The Partnership also has non-trading market risk on the approximately 90% of its assets which are held in cash at MLPF&S. The value of this cash is not interest rate sensitive, but there is cash flow risk in that if interest rates decline so will the cash flow generated on these monies.
Qualitative Disclosures Regarding Primary Trading Risk Exposures
The following qualitative disclosures regarding the Partnerships market risk exposures except for (i) those disclosures that are statements of historical fact and (ii) the descriptions of how the Partnership manages its primary market risk exposures constitute forward-looking statements within the meaning of Section 27A of the Securities Act and Section 21E of the Securities Exchange Act. The Partnerships primary market risk exposures as well as the strategies used and to be used by MLAI and Sunrise for managing such exposures are subject to numerous uncertainties, contingencies and risks, any one of which could cause the actual results of the Partnerships risk controls to differ materially from the objectives of such strategies. Government interventions, defaults and expropriations, illiquid markets, the emergence of dominant fundamental factors, political upheavals, changes in historical price relationships, and an influx of new market participants, increased regulation and many other factors could result in material losses as well as in material changes to the risk exposures and the risk management strategies of the Partnership. There can be no assurance that the Partnerships current market exposure and/or risk management strategies will not change materially or that any such strategies will be effective in either the short- or long-term. Investors must be prepared to lose all or substantially all of the time value of their investment in the Partnership.

What you need to do :: Continue the market risk disclosure above, starting after its final sentence.

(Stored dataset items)
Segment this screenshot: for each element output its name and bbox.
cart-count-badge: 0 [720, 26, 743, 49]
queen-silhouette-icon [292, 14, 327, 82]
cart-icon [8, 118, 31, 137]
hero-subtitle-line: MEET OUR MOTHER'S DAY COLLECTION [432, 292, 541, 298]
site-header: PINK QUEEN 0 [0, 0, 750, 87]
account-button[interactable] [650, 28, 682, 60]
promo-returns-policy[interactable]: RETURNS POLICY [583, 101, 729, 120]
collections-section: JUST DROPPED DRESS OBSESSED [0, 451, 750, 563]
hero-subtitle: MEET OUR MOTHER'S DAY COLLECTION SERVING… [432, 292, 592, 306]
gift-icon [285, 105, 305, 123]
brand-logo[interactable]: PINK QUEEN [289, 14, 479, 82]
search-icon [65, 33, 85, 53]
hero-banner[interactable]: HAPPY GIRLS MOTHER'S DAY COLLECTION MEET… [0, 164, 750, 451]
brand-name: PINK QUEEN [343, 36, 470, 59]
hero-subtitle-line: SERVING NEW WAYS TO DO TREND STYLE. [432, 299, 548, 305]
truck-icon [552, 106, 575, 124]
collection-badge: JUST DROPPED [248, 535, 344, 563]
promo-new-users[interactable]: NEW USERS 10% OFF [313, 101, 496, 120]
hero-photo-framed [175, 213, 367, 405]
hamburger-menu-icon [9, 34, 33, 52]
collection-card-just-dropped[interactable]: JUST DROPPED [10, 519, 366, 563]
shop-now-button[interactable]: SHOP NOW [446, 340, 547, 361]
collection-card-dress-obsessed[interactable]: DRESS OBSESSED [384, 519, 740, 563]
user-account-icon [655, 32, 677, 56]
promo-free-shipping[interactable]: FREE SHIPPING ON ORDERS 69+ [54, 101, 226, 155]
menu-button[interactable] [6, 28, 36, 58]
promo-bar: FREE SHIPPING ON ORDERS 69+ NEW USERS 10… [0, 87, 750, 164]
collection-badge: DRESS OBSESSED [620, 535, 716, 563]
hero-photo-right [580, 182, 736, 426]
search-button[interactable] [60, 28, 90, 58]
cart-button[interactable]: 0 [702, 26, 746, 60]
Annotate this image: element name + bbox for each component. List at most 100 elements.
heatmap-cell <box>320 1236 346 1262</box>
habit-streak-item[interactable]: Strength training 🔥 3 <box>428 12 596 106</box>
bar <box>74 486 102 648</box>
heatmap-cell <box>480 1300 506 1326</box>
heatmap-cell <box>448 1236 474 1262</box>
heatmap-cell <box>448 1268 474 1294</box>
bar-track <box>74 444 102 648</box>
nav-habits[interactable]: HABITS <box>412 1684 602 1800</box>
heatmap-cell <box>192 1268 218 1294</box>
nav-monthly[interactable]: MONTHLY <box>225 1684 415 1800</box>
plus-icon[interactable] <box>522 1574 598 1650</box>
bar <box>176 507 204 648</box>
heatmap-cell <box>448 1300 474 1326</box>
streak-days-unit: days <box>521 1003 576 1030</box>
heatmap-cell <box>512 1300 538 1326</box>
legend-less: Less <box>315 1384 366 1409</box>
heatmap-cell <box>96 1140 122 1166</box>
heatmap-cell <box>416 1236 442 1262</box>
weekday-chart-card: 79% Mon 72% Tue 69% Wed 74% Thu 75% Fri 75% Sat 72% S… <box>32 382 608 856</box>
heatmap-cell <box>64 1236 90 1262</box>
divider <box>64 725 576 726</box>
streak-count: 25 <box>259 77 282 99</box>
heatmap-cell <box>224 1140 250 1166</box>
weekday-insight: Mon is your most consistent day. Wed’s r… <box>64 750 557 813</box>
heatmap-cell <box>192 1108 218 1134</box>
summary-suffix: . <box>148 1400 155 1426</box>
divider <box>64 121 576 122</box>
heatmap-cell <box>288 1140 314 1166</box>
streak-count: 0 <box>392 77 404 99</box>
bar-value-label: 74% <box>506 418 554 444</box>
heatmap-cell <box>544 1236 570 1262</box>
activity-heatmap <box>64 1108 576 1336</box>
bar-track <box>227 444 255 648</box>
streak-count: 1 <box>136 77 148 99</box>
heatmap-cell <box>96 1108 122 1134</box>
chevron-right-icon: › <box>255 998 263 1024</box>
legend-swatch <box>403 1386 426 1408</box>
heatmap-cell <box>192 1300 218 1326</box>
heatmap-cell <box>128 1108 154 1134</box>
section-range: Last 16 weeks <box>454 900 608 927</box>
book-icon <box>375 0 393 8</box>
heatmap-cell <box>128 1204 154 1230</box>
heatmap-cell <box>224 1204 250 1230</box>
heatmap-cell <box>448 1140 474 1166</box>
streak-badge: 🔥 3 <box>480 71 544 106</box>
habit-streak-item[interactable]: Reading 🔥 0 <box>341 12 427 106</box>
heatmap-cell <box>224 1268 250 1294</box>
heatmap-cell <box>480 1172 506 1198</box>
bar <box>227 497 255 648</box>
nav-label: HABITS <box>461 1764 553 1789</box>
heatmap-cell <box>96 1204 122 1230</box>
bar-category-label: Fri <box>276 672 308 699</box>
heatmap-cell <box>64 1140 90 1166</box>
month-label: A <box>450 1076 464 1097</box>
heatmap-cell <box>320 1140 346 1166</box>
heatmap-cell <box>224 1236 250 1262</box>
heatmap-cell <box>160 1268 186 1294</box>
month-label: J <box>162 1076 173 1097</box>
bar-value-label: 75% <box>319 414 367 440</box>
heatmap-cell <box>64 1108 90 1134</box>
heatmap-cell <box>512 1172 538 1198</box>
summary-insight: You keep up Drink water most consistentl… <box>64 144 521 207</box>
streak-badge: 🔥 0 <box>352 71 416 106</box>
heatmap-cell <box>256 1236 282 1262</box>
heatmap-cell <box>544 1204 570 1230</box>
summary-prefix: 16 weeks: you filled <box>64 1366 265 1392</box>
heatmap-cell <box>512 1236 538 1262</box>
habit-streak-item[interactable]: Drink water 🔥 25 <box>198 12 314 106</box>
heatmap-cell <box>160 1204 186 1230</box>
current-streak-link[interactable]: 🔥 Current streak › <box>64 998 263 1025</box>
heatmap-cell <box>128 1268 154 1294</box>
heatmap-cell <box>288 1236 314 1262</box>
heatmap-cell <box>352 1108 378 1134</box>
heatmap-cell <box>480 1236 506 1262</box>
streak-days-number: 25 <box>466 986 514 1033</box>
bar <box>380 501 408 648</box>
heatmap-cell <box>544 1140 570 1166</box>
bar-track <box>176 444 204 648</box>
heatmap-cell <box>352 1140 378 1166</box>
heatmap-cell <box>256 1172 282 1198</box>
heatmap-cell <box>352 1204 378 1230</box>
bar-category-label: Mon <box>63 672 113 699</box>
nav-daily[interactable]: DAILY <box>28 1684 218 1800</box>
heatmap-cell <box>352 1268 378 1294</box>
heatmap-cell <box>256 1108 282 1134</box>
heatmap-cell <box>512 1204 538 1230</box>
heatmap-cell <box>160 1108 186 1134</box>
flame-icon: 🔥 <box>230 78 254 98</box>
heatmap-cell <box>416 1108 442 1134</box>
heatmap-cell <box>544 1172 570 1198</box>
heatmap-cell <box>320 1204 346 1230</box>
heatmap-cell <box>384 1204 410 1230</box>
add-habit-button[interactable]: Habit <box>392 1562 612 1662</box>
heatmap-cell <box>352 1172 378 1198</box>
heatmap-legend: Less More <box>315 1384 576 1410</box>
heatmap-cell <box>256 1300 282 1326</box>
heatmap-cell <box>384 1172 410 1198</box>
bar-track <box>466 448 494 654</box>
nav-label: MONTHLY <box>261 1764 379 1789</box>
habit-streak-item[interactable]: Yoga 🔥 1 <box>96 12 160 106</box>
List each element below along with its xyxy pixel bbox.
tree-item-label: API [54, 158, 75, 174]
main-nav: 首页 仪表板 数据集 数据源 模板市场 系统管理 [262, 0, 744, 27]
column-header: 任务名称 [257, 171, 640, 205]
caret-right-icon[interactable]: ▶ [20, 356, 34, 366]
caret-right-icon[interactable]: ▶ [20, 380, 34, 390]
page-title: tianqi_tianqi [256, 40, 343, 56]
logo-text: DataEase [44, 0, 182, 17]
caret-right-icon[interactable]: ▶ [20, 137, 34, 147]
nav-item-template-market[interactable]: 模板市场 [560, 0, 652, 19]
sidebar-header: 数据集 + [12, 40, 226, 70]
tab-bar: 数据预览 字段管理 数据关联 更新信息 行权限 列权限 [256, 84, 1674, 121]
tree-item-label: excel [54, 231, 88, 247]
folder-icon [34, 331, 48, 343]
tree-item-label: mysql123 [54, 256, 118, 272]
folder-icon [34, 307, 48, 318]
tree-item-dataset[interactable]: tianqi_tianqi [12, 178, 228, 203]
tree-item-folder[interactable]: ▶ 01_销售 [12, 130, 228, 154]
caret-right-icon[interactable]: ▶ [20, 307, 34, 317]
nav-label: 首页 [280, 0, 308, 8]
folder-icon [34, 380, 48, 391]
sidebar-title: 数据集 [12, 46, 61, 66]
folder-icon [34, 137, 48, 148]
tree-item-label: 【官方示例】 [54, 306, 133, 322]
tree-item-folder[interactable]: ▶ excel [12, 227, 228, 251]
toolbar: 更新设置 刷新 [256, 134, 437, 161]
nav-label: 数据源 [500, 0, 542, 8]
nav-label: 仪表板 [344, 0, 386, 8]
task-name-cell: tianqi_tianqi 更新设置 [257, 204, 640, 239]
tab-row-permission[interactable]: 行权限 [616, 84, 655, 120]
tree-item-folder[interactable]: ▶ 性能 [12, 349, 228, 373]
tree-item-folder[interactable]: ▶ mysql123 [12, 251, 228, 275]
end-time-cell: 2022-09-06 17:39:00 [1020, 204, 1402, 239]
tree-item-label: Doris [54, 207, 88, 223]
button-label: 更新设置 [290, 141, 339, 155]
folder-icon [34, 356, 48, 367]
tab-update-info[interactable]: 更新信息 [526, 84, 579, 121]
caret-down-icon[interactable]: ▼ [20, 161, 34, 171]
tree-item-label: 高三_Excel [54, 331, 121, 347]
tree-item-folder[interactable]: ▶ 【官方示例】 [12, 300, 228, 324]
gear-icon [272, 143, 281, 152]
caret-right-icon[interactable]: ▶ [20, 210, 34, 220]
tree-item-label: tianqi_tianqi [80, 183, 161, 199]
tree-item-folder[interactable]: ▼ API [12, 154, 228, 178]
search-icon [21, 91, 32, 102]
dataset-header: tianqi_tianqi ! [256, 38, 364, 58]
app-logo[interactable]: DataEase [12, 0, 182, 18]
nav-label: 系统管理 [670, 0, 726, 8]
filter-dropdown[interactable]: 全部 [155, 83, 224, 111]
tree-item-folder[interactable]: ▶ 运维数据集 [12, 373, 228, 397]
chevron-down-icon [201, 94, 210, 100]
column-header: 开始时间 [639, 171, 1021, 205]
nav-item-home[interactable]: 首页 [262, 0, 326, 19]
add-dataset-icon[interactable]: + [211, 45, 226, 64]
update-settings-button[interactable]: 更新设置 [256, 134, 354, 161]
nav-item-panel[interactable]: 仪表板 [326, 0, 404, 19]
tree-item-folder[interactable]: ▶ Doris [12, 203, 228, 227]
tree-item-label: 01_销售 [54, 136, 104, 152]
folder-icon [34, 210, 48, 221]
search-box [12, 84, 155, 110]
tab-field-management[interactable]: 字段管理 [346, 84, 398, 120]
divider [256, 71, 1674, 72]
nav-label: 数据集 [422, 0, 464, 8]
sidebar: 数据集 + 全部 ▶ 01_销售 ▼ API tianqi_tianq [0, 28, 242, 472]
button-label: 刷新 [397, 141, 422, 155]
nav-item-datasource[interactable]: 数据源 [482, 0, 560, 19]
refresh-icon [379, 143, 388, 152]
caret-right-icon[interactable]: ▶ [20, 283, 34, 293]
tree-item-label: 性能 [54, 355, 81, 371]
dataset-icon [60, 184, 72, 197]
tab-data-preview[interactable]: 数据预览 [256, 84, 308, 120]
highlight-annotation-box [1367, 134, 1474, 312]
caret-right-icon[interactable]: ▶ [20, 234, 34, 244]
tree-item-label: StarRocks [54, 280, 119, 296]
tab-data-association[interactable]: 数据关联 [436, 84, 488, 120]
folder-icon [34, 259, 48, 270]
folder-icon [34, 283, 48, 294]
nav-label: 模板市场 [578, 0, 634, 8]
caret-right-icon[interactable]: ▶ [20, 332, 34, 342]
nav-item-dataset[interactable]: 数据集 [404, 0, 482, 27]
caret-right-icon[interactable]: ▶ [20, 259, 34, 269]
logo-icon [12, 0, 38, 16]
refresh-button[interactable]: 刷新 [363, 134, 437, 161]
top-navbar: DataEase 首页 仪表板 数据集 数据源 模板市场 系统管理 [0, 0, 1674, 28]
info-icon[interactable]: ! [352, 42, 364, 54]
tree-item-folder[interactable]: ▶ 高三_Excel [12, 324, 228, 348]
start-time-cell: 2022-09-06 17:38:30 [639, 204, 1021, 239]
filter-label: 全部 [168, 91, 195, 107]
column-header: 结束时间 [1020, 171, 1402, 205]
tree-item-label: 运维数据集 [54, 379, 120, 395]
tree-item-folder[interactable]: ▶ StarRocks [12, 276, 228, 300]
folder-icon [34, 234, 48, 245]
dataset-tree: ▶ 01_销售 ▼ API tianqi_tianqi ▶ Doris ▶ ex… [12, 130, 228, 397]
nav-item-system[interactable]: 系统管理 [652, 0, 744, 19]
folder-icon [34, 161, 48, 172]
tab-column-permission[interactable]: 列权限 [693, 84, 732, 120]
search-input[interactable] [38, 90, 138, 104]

Exercise output ::
The following were the primary trading risk exposures of the Partnership as of December 31, 2014, by market sector.
Interest Rates
Interest rate movements directly affect the price of derivative sovereign bond positions held by the Partnership and indirectly the value of its stock index and currency positions. Interest rate movements in one country as well as relative interest rate movements between countries materially impact the Partnerships profitability. The Partnerships primary interest rate exposure is to interest rate fluctuations in the United States and the other G-7 countries. However, the Partnership also takes positions in the government debt of smaller nations e.g., Australia. The Partnership anticipates that G-7 interest rates will remain the primary market exposure of the Partnership for the foreseeable future.
Currencies
The Partnership trades in a number of currencies. However, the Partnerships major exposures have typically been in the U.S. dollar/Singapore dollar, U.S. dollar/New Zealand dollar and U.S. dollar/Danish krone positions. The Partnership does not anticipate that the risk profile of the Partnerships currency sector will change significantly in the future. The currency trading Value at Risk figure includes foreign margin amounts converted into U.S. dollars with an incremental adjustment to reflect the exchange rate risk of maintaining Value at Risk in a functional currency other than U.S. dollars.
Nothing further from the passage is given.